(Stored records)
>> START

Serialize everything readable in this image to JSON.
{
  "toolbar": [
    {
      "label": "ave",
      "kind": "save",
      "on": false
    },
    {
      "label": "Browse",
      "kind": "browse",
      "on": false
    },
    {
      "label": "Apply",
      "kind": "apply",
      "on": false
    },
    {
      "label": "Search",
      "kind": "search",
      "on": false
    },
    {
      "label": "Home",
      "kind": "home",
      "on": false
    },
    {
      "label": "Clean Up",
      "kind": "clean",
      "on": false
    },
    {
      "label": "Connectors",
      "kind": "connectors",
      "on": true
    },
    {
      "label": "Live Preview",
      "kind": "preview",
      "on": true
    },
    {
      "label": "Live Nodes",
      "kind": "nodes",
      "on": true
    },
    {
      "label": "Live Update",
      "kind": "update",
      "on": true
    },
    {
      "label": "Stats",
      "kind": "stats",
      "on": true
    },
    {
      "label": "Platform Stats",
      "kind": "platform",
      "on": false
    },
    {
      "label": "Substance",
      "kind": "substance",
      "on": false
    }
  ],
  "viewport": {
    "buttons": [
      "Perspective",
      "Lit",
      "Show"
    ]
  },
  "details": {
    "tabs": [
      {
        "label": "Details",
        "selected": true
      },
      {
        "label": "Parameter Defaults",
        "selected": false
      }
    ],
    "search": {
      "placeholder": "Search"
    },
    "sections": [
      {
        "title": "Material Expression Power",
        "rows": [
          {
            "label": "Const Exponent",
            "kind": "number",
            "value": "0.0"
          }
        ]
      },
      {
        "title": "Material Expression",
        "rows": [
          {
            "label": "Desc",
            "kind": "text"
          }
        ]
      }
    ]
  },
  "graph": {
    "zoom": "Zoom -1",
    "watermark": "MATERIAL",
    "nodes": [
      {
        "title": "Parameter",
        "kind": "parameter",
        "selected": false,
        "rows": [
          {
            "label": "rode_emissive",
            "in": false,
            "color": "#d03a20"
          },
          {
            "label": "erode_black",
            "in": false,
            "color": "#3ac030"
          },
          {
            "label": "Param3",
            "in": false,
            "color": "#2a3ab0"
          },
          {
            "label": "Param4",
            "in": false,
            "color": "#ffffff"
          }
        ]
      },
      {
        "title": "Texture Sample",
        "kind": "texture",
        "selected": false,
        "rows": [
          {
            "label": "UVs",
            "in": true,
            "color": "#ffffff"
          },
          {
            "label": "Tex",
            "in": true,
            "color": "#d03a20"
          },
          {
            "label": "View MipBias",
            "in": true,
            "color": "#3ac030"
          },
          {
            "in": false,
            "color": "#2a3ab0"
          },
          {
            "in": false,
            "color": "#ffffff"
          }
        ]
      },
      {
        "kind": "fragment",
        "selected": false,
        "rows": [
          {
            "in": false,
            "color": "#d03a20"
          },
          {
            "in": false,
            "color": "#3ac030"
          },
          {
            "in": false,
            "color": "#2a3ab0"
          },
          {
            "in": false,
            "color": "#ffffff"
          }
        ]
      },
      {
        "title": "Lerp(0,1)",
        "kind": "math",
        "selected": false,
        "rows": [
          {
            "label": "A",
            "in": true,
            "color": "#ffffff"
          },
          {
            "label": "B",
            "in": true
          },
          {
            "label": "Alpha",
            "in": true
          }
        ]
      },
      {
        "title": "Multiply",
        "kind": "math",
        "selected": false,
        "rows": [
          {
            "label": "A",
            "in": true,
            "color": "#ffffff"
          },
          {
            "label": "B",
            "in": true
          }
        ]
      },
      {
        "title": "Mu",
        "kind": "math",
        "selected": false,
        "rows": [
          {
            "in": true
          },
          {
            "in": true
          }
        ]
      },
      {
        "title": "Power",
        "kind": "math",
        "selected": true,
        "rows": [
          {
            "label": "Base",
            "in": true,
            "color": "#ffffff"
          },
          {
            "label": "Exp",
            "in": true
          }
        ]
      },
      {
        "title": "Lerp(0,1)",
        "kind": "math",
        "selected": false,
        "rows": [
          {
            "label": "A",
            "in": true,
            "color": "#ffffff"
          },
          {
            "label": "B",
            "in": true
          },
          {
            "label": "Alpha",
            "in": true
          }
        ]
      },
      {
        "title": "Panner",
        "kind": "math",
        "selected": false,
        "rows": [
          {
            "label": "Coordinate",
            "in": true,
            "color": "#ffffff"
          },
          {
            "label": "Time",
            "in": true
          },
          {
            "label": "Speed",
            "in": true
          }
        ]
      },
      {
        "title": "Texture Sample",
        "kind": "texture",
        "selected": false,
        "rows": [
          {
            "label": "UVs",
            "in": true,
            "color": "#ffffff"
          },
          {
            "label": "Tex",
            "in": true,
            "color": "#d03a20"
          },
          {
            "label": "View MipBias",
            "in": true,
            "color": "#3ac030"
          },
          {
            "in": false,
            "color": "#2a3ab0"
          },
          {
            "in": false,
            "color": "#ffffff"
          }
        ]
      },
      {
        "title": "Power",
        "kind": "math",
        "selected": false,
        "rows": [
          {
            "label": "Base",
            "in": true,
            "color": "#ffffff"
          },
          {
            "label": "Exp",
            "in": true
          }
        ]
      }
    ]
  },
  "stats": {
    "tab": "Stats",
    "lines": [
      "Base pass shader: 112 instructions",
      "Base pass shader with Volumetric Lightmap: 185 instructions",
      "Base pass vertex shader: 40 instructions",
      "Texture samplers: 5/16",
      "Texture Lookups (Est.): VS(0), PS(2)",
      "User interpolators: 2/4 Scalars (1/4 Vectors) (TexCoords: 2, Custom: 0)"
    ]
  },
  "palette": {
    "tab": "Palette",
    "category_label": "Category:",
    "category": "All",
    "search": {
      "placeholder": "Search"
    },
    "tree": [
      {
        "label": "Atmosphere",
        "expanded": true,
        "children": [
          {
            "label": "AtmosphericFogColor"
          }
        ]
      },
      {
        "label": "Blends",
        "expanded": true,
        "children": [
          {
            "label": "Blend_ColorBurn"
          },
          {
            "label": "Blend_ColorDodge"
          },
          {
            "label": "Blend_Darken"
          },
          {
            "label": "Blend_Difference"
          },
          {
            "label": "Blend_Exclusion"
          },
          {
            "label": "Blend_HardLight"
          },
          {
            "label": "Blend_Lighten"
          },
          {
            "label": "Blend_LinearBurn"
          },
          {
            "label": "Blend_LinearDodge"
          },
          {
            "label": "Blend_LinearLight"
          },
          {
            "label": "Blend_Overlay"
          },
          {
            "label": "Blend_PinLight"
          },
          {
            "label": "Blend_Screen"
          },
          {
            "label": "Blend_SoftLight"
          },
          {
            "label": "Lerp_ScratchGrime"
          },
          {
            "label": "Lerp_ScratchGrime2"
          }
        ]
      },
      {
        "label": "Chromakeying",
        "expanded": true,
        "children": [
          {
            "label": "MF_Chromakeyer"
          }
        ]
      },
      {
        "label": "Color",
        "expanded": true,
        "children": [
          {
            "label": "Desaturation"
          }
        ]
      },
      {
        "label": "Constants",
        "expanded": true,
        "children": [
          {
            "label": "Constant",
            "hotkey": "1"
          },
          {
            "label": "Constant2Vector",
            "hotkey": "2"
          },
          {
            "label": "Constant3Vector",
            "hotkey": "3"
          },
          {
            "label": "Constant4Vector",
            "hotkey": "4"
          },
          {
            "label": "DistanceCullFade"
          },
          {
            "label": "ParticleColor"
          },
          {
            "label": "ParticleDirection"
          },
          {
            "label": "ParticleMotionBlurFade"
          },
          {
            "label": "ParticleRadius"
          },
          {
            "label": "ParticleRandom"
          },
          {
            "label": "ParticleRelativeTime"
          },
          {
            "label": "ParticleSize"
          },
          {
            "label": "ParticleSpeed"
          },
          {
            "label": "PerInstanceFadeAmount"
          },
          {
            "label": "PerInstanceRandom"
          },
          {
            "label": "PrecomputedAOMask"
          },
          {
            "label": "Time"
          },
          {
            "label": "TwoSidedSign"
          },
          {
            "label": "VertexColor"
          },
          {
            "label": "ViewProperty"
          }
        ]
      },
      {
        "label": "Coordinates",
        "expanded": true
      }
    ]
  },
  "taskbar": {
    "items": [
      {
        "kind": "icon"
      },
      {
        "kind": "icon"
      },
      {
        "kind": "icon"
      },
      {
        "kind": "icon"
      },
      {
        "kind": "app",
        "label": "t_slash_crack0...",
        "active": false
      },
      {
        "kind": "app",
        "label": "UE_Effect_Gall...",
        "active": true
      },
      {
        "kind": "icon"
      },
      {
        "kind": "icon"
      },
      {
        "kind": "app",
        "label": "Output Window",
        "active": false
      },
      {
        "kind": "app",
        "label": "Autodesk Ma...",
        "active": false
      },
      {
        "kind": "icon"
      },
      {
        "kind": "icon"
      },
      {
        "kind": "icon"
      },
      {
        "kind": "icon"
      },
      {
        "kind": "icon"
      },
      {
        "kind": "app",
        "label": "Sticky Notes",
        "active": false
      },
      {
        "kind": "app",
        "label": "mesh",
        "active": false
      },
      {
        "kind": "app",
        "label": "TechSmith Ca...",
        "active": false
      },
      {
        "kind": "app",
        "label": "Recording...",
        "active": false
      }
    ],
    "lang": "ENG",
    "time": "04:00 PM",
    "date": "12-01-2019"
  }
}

>> END

EXERCISE BRIEF: Look above for lines with the word "instructions" and copy them all.

COMPLETE ANSWER:
      "Base pass shader: 112 instructions",
      "Base pass shader with Volumetric Lightmap: 185 instructions",
      "Base pass vertex shader: 40 instructions",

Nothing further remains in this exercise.